» STATED PROBLEM:
Copy out every line that contains "title".

» TASK INPUTS:
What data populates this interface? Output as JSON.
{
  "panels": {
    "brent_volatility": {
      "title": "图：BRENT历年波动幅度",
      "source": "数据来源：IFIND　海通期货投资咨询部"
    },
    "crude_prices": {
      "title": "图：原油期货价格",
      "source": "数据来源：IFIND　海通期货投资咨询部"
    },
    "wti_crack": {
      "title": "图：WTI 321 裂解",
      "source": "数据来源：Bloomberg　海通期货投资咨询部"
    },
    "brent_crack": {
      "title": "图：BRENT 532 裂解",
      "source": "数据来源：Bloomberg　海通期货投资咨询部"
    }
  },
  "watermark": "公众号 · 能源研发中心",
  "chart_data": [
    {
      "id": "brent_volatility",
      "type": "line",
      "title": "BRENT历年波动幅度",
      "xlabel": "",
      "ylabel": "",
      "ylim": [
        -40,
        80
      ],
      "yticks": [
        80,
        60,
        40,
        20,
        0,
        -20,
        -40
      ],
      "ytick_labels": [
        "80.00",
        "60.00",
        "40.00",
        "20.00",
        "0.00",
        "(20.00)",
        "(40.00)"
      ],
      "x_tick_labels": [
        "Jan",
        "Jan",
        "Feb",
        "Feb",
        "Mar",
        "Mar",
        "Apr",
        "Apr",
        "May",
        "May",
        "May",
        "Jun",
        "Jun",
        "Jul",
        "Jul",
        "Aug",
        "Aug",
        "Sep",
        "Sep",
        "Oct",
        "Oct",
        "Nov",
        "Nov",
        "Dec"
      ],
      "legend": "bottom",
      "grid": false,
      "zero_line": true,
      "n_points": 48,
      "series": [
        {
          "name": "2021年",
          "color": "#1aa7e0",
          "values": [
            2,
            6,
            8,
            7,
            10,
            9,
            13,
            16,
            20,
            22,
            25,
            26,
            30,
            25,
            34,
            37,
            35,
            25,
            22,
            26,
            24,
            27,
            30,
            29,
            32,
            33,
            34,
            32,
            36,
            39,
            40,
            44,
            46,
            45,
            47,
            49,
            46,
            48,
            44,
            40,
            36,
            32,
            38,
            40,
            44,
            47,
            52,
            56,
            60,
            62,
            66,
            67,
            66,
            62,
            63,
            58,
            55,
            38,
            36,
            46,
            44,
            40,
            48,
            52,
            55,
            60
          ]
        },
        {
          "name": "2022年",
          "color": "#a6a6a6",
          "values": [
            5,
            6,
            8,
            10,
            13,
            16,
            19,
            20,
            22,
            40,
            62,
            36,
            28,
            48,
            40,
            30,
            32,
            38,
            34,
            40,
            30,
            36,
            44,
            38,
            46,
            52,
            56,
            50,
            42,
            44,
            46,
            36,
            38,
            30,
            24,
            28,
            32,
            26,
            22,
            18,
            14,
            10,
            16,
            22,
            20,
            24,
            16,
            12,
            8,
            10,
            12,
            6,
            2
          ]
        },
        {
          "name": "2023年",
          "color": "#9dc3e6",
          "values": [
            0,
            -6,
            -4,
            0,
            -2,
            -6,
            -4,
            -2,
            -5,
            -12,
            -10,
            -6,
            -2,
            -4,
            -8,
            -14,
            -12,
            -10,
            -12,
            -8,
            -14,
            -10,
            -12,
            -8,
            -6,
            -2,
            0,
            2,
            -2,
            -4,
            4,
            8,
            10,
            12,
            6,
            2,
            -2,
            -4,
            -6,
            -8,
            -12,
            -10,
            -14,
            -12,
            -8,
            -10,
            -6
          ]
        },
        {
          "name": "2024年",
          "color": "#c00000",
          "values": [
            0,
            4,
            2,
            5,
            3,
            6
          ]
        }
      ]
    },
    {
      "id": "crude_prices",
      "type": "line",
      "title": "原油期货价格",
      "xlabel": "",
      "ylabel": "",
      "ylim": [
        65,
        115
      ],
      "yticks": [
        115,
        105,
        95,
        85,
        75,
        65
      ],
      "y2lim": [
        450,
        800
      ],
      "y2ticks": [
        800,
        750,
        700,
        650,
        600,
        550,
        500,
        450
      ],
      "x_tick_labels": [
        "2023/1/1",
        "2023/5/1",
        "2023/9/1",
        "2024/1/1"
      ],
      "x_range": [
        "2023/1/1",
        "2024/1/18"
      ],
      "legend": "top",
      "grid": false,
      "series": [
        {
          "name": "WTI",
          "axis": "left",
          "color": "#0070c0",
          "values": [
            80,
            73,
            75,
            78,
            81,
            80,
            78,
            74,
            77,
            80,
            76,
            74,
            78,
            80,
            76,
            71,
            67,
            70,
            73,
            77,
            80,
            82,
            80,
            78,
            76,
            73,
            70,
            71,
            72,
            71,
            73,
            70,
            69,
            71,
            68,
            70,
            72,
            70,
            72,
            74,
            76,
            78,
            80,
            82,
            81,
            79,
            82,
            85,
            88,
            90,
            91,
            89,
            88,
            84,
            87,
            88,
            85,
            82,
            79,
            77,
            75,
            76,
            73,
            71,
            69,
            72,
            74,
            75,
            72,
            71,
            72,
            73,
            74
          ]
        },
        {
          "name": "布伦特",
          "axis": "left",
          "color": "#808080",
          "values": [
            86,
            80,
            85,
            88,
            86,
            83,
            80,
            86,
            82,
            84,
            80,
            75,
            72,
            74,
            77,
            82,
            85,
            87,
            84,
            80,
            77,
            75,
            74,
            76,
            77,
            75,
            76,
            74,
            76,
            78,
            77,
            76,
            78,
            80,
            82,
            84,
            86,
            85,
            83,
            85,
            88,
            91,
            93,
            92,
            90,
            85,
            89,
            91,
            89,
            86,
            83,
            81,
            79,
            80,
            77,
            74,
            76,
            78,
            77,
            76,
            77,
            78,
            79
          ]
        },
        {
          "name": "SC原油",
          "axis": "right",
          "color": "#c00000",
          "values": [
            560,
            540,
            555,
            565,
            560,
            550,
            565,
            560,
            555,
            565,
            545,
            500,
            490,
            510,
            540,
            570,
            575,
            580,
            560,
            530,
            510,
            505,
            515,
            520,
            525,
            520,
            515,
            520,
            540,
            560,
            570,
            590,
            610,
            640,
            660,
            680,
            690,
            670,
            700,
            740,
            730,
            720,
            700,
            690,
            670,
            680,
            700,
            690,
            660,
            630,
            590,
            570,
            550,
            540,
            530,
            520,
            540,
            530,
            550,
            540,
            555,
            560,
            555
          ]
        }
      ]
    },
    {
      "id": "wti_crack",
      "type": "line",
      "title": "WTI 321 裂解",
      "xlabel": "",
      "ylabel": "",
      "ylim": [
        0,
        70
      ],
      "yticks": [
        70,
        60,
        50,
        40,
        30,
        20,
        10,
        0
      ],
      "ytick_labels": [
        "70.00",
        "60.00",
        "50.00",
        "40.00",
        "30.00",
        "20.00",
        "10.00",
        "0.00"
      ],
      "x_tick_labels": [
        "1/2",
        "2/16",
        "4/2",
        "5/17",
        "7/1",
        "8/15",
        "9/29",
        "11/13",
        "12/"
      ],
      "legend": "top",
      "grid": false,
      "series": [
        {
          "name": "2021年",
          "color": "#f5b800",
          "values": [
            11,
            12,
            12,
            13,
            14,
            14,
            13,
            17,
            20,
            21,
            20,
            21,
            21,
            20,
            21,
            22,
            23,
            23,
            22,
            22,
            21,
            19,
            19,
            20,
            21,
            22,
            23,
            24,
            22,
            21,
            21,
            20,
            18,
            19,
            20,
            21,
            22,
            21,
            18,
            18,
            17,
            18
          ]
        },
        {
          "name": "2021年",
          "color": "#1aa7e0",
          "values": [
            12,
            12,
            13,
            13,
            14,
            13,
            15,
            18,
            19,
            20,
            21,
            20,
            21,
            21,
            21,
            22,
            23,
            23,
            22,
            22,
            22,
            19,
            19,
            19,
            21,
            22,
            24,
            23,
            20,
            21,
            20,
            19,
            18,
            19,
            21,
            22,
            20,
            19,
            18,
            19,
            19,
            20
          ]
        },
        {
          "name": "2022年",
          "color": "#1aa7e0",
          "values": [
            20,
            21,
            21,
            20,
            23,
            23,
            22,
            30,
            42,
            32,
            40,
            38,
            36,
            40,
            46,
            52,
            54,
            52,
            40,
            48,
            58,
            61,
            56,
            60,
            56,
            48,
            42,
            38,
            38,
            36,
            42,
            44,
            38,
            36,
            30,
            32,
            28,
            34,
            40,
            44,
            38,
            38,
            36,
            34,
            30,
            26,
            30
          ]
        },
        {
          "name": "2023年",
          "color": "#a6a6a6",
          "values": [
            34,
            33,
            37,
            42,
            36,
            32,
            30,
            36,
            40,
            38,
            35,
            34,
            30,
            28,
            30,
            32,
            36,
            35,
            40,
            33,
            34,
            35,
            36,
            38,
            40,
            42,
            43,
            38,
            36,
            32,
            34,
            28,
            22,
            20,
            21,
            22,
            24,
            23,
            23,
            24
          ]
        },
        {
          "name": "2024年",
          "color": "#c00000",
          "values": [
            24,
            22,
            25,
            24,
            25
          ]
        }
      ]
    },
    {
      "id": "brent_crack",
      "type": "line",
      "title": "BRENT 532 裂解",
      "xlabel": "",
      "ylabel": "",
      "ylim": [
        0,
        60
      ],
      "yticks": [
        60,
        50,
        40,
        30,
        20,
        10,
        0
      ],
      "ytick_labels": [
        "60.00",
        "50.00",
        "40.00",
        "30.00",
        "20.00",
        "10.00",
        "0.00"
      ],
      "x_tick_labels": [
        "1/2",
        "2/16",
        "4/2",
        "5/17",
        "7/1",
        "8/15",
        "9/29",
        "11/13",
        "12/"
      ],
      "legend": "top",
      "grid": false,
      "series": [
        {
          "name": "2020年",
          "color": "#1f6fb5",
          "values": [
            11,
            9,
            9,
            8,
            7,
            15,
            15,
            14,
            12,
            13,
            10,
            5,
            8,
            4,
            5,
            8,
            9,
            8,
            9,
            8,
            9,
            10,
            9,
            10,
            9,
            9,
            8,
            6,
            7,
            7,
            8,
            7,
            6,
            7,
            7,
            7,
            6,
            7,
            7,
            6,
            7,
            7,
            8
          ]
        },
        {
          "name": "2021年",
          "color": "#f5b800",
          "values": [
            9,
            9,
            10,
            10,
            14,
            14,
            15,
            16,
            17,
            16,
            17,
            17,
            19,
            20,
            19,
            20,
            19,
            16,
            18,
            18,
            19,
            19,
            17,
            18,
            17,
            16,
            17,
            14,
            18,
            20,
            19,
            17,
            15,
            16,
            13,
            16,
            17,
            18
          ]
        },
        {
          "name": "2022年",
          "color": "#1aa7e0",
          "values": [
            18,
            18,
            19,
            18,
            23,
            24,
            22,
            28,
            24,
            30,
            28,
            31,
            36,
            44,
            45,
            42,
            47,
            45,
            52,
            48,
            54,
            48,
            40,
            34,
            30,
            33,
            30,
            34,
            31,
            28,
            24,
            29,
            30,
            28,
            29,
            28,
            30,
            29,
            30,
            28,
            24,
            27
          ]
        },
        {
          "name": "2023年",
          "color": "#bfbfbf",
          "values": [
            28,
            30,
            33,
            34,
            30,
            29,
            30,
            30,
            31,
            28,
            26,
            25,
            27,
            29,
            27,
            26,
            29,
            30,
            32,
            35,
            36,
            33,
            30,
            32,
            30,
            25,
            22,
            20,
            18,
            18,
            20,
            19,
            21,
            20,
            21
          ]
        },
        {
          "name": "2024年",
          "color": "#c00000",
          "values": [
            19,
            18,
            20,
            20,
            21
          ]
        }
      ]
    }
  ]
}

» EXERCISE OUTPUT:
      "title": "图：BRENT历年波动幅度",
      "title": "图：原油期货价格",
      "title": "图：WTI 321 裂解",
      "title": "图：BRENT 532 裂解",
      "title": "BRENT历年波动幅度",
      "title": "原油期货价格",
      "title": "WTI 321 裂解",
      "title": "BRENT 532 裂解",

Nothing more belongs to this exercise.